Copy each of the rows below word for word, leaving out the pictures.
## begin RECORDS FOR PROCESSING
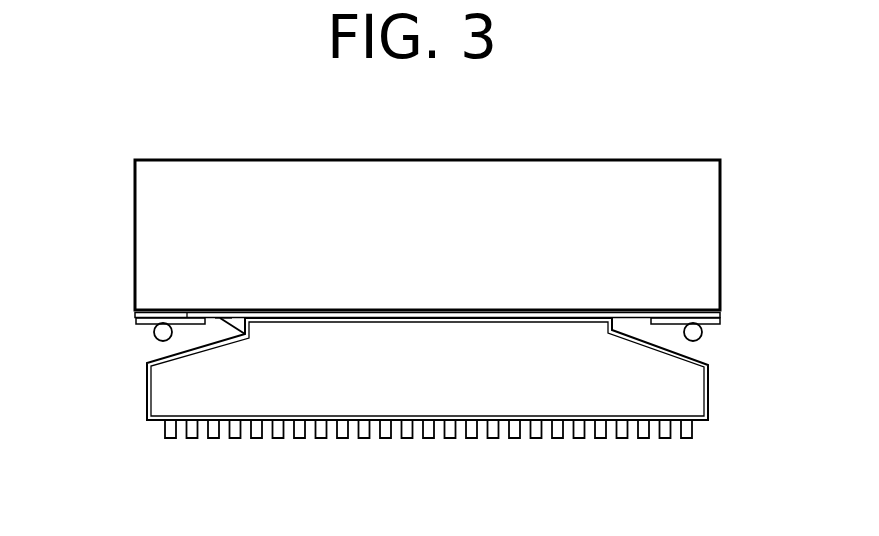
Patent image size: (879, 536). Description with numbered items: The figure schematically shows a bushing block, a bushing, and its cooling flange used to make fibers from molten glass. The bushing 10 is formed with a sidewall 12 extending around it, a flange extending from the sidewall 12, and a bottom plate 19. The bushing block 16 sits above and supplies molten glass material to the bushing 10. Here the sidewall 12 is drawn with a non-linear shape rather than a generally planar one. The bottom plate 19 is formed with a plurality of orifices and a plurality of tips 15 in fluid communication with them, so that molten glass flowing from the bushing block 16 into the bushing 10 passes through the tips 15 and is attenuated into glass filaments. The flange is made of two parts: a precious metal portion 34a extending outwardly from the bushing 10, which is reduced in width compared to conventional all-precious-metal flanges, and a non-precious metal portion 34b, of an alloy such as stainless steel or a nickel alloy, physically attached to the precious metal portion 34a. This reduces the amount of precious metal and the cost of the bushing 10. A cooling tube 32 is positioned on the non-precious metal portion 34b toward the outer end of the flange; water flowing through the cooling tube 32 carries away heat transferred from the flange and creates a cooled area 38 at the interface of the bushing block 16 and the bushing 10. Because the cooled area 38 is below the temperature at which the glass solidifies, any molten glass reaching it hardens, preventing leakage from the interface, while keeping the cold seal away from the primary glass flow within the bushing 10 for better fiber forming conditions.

The bushing 10 is at (462, 385).
The sidewall 12 is at (710, 395).
The tips 15 is at (600, 438).
The bushing block 16 is at (135, 231).
The bottom plate 19 is at (709, 421).
The cooling tube 32 is at (153, 334).
The precious metal portion 34a is at (223, 316).
The non-precious metal portion 34b is at (146, 324).
The cooled area 38 is at (252, 298).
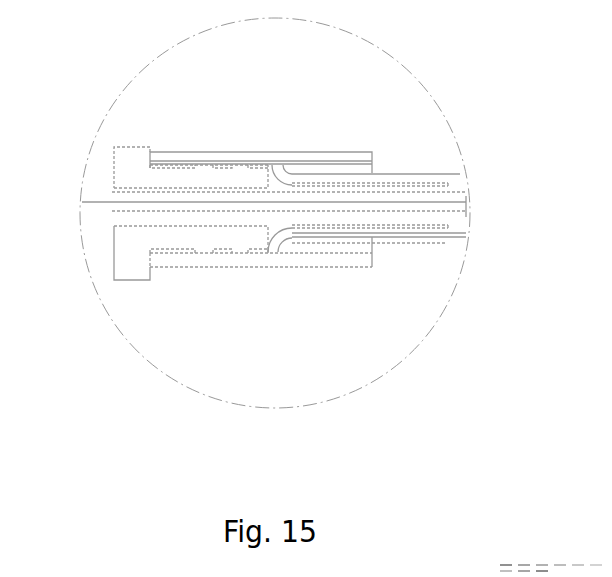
## end RECORDS FOR PROCESSING
-- RESULT FOR THIS EXERCISE --
Patent image size: (879, 536). Description with numbered items: The figure schematically shows a bushing block, a bushing, and its cooling flange used to make fibers from molten glass. The bushing 10 is formed with a sidewall 12 extending around it, a flange extending from the sidewall 12, and a bottom plate 19. The bushing block 16 sits above and supplies molten glass material to the bushing 10. Here the sidewall 12 is drawn with a non-linear shape rather than a generally planar one. The bottom plate 19 is formed with a plurality of orifices and a plurality of tips 15 in fluid communication with them, so that molten glass flowing from the bushing block 16 into the bushing 10 passes through the tips 15 and is attenuated into glass filaments. The flange is made of two parts: a precious metal portion 34a extending outwardly from the bushing 10, which is reduced in width compared to conventional all-precious-metal flanges, and a non-precious metal portion 34b, of an alloy such as stainless steel or a nickel alloy, physically attached to the precious metal portion 34a. This reduces the amount of precious metal and the cost of the bushing 10. A cooling tube 32 is positioned on the non-precious metal portion 34b toward the outer end of the flange; water flowing through the cooling tube 32 carries away heat transferred from the flange and creates a cooled area 38 at the interface of the bushing block 16 and the bushing 10. Because the cooled area 38 is below the temperature at which the glass solidifies, any molten glass reaching it hardens, preventing leakage from the interface, while keeping the cold seal away from the primary glass flow within the bushing 10 for better fiber forming conditions.

The bushing 10 is at (462, 385).
The sidewall 12 is at (710, 395).
The tips 15 is at (600, 438).
The bushing block 16 is at (135, 231).
The bottom plate 19 is at (709, 421).
The cooling tube 32 is at (153, 334).
The precious metal portion 34a is at (223, 316).
The non-precious metal portion 34b is at (146, 324).
The cooled area 38 is at (252, 298).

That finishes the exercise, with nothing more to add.